# Provided records:
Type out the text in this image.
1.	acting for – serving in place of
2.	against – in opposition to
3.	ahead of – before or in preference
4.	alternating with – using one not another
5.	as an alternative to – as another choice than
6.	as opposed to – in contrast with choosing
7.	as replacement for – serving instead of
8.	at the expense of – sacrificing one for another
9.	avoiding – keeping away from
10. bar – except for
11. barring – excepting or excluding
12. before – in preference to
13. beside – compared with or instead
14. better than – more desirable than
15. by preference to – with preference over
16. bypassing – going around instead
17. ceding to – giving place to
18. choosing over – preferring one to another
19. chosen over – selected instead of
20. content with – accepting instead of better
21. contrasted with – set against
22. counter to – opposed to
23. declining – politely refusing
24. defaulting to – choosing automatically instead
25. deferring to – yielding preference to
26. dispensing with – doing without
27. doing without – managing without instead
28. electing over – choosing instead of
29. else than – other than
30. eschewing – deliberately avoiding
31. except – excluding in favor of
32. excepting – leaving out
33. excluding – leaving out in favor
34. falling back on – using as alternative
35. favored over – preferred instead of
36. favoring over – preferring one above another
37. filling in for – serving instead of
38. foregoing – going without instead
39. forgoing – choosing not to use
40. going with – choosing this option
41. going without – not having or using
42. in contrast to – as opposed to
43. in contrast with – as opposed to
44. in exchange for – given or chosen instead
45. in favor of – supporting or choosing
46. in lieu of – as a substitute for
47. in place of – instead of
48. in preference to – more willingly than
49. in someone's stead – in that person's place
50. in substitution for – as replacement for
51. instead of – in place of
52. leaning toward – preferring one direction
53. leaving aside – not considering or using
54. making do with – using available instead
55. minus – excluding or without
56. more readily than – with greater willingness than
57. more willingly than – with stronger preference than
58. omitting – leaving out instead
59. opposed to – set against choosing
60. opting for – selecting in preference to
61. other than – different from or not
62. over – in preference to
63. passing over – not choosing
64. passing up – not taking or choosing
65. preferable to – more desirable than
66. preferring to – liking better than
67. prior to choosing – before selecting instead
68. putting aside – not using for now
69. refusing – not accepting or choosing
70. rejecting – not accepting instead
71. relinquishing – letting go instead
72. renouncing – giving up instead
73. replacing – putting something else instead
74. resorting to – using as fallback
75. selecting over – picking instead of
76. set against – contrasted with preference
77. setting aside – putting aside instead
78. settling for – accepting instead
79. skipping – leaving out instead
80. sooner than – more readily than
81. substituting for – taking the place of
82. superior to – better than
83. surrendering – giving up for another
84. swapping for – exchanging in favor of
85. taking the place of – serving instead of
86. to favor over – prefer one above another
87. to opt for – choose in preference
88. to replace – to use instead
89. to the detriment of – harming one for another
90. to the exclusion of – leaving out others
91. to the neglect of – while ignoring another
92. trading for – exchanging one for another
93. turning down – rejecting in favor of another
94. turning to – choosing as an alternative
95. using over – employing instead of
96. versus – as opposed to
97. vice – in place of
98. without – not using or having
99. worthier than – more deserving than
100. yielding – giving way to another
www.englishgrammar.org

# Exercise prompt:
Each line of the listing should be copied exactly.

# Result for this task:
Type out the text in this image.
1.	acting for – serving in place of
2.	against – in opposition to
3.	ahead of – before or in preference
4.	alternating with – using one not another
5.	as an alternative to – as another choice than
6.	as opposed to – in contrast with choosing
7.	as replacement for – serving instead of
8.	at the expense of – sacrificing one for another
9.	avoiding – keeping away from
10. bar – except for
11. barring – excepting or excluding
12. before – in preference to
13. beside – compared with or instead
14. better than – more desirable than
15. by preference to – with preference over
16. bypassing – going around instead
17. ceding to – giving place to
18. choosing over – preferring one to another
19. chosen over – selected instead of
20. content with – accepting instead of better
21. contrasted with – set against
22. counter to – opposed to
23. declining – politely refusing
24. defaulting to – choosing automatically instead
25. deferring to – yielding preference to
26. dispensing with – doing without
27. doing without – managing without instead
28. electing over – choosing instead of
29. else than – other than
30. eschewing – deliberately avoiding
31. except – excluding in favor of
32. excepting – leaving out
33. excluding – leaving out in favor
34. falling back on – using as alternative
35. favored over – preferred instead of
36. favoring over – preferring one above another
37. filling in for – serving instead of
38. foregoing – going without instead
39. forgoing – choosing not to use
40. going with – choosing this option
41. going without – not having or using
42. in contrast to – as opposed to
43. in contrast with – as opposed to
44. in exchange for – given or chosen instead
45. in favor of – supporting or choosing
46. in lieu of – as a substitute for
47. in place of – instead of
48. in preference to – more willingly than
49. in someone's stead – in that person's place
50. in substitution for – as replacement for
51. instead of – in place of
52. leaning toward – preferring one direction
53. leaving aside – not considering or using
54. making do with – using available instead
55. minus – excluding or without
56. more readily than – with greater willingness than
57. more willingly than – with stronger preference than
58. omitting – leaving out instead
59. opposed to – set against choosing
60. opting for – selecting in preference to
61. other than – different from or not
62. over – in preference to
63. passing over – not choosing
64. passing up – not taking or choosing
65. preferable to – more desirable than
66. preferring to – liking better than
67. prior to choosing – before selecting instead
68. putting aside – not using for now
69. refusing – not accepting or choosing
70. rejecting – not accepting instead
71. relinquishing – letting go instead
72. renouncing – giving up instead
73. replacing – putting something else instead
74. resorting to – using as fallback
75. selecting over – picking instead of
76. set against – contrasted with preference
77. setting aside – putting aside instead
78. settling for – accepting instead
79. skipping – leaving out instead
80. sooner than – more readily than
81. substituting for – taking the place of
82. superior to – better than
83. surrendering – giving up for another
84. swapping for – exchanging in favor of
85. taking the place of – serving instead of
86. to favor over – prefer one above another
87. to opt for – choose in preference
88. to replace – to use instead
89. to the detriment of – harming one for another
90. to the exclusion of – leaving out others
91. to the neglect of – while ignoring another
92. trading for – exchanging one for another
93. turning down – rejecting in favor of another
94. turning to – choosing as an alternative
95. using over – employing instead of
96. versus – as opposed to
97. vice – in place of
98. without – not using or having
99. worthier than – more deserving than
100. yielding – giving way to another
www.englishgrammar.org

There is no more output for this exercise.